===== Page excerpt

MAO-B and DAT inhibitor, used in PD.

63
Q

Talcapone

A

COMT inhibitor. Centrally penetrant. Entacapone is peripherally restricted.

64
Q

Chlorpromazine

A

Non-selective dopamine blocker, 5HT2 blocker (lots of types), typical antipsychotic. Also H1, M1, alpha-1 blocker (see clozapine).

65
Q

LSD

A

Modulates numerous 5-HT receptors, agonist at 5-HT(2A) receptors causes psychosis.

66
Q

Haloperidol

A

D1/2 and 5-HT(2A) receptor antagonist, typical antipsychotic.
Side effects common to antipsychotics that block D2:
(1) Extrapyramidal motor symptoms.
(2) Increased prolactin secretion due to tuberoinfundibular D2 blockade.
(3) Anhedonia (reduced pleasure) due to D2 blockade of reward pathway of mesolimbic system.
(4) D2 blockade in mesocortical system increases negative symptoms.

Extrapyramidal side effects include:

(1) Neurolepsis: reduced motor activity
(2) Acute dystonia: Abnormal fixed postures like protruding tongue, reversible, more common, appears early in treatment.
(3) Tardive dyskinesia: Jerky, dance-like involuntary movements, appears late in treatment, due to upregulation of D2 receptors in striatum to try to overcome the blockade, D2 receptor levels don’t reset so it’s irreversible.

Extrapyramidal side effects occur more with typical than atypical antipsychotics because:
(1) Typical ones have slower dissociation kinetics. See aripiprazol for more info.
(2) Usually atypical ones are 5-HT(2A) antagonists and typical ones are not. 5-HT(2A) receptor activation decreases striatal dopamine release, which is reversed by 5-HT(2A) antagonism.
Note that atypical antipsychotics are just as efficacious in treating positive symptoms as typical ones, thus 5-HT probably doesn’t decrease mesolimbic dopamine release (5-HT different effects on dopamine throughout the brain).

==========

• Actions to take:
1. According to the drug flashcards, which COMT inhibitor is peripherally restricted?
2. Retype a passage from the drug flashcards verbatim, beginning at the words "D1/2 and 5-HT(2A)" and stopping after "early in treatment.".
3. Extend the drug flashcards past their final sentence by adding further cards in the same numbered question-and-answer format.

===== Data excerpts

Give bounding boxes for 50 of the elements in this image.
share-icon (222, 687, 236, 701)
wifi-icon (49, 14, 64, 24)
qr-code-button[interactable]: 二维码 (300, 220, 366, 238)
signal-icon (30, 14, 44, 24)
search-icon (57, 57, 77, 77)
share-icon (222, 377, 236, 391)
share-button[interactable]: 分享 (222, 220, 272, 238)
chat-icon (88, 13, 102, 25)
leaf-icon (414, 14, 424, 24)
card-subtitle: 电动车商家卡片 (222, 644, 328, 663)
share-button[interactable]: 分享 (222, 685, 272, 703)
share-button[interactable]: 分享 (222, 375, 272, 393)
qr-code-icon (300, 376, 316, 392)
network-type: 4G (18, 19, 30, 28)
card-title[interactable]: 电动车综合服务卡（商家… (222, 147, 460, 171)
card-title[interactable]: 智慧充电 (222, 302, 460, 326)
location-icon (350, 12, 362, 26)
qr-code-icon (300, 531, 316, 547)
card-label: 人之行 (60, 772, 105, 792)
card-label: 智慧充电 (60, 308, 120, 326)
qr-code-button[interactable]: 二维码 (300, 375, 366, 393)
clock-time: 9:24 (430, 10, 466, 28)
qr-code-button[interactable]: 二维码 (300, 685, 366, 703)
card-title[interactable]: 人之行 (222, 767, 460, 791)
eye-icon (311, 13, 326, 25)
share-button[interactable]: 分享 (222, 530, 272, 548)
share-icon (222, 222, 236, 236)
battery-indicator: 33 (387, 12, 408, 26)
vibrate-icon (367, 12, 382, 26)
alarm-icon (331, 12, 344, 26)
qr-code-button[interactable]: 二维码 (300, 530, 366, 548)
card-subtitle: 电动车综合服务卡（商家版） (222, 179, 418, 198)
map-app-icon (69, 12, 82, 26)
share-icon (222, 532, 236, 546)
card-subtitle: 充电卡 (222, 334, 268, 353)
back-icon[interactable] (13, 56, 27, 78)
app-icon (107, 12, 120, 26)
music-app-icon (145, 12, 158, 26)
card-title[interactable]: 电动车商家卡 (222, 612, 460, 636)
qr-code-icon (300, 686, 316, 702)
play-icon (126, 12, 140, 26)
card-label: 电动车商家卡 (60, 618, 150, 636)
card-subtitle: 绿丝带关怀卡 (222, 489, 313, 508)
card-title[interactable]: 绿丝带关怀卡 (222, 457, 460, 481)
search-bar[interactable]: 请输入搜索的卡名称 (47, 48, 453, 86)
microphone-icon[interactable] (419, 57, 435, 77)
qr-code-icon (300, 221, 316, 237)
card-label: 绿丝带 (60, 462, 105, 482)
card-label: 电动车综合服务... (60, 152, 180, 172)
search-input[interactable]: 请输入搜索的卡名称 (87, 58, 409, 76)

==========

• Outputs in order:
1. Entacapone

2.
D1/2 and 5-HT(2A) receptor antagonist, typical antipsychotic.
Side effects common to antipsychotics that block D2:
(1) Extrapyramidal motor symptoms.
(2) Increased prolactin secretion due to tuberoinfundibular D2 blockade.
(3) Anhedonia (reduced pleasure) due to D2 blockade of reward pathway of mesolimbic system.
(4) D2 blockade in mesocortical system increases negative symptoms.

Extrapyramidal side effects include:

(1) Neurolepsis: reduced motor activity
(2) Acute dystonia: Abnormal fixed postures like protruding tongue, reversible, more common, appears early in treatment.

3.
Note that 5-HT(2A) receptor activation also induces prolactin secretion so blocking it will decrease the hyperprolactinaemia caused by blocking D2 alone.

67
Q

Aripiprazol

A

D2 partial agonist, 5-HT(1A) partial agonist, 5-HT(2A) antagonist - from Wikipedia. Atypical antipsychotic.

Atypical antipsychotics have faster dissociation kinetics than typical antipsychotics. Rapidly dissociating drugs actually enables dopaminergic signalling by encouraging a surge of DA to overcome to block.
Hence D2 partial agonists can both block dopaminergic signalling in mesolimbic pathway to counteract positive symptoms and stimulate dopaminergic signalling in mesocortical pathway to counteract negative symptoms.

Being a 5-HT(1A) partial agonist also helps to reduce extrapyramidal motor symptoms, since 5-HT(1A) activation reduces 5-HT release, reducing the inhibition of striatal dopamine release.

The combined effects at 5-HT(1A)/5-HT(2A) and D2 receptors enhances the therapeutic window between the dose required for efficacy and induction of extrapyramidal side effects. Note that a role of 5-HT in aetiology of schizophrenia is unlikely.

The following side effects are more common with atypical antipsychotics:
Weight gain, increased diabetes risk and cardiovascular disease.

68
Q

Levodopa/L-DOPA + carbidopa + entacapone/talcapone

A

Converted to dopamine by central DDC. Carbidopa inhibits peripheral DDC to prevent dopamine being formed in the periphery where it’s not needed. Entacapone prevents L-DOPA metabolism in the periphery and talcapone prevents dopamine metabolism in the brain.

L-DOPA has a short half life so produces a fluctuating plasma concentration. This causes dyskinesia. Action of COMT inhibitors helps stabilise plasma concentrations.

Other side effects include nausea (prevented by domperidone), psychosis (dopamine overload).

69
Q

Ropinirole

A

D2/3 agonist. Used for Parkinson’s. Can cause impulse control disorder.

70
Q

Orphenadrine

A

Non-selective muscarinic antagonist. Treats Parkinsonism induced by antipsychotics.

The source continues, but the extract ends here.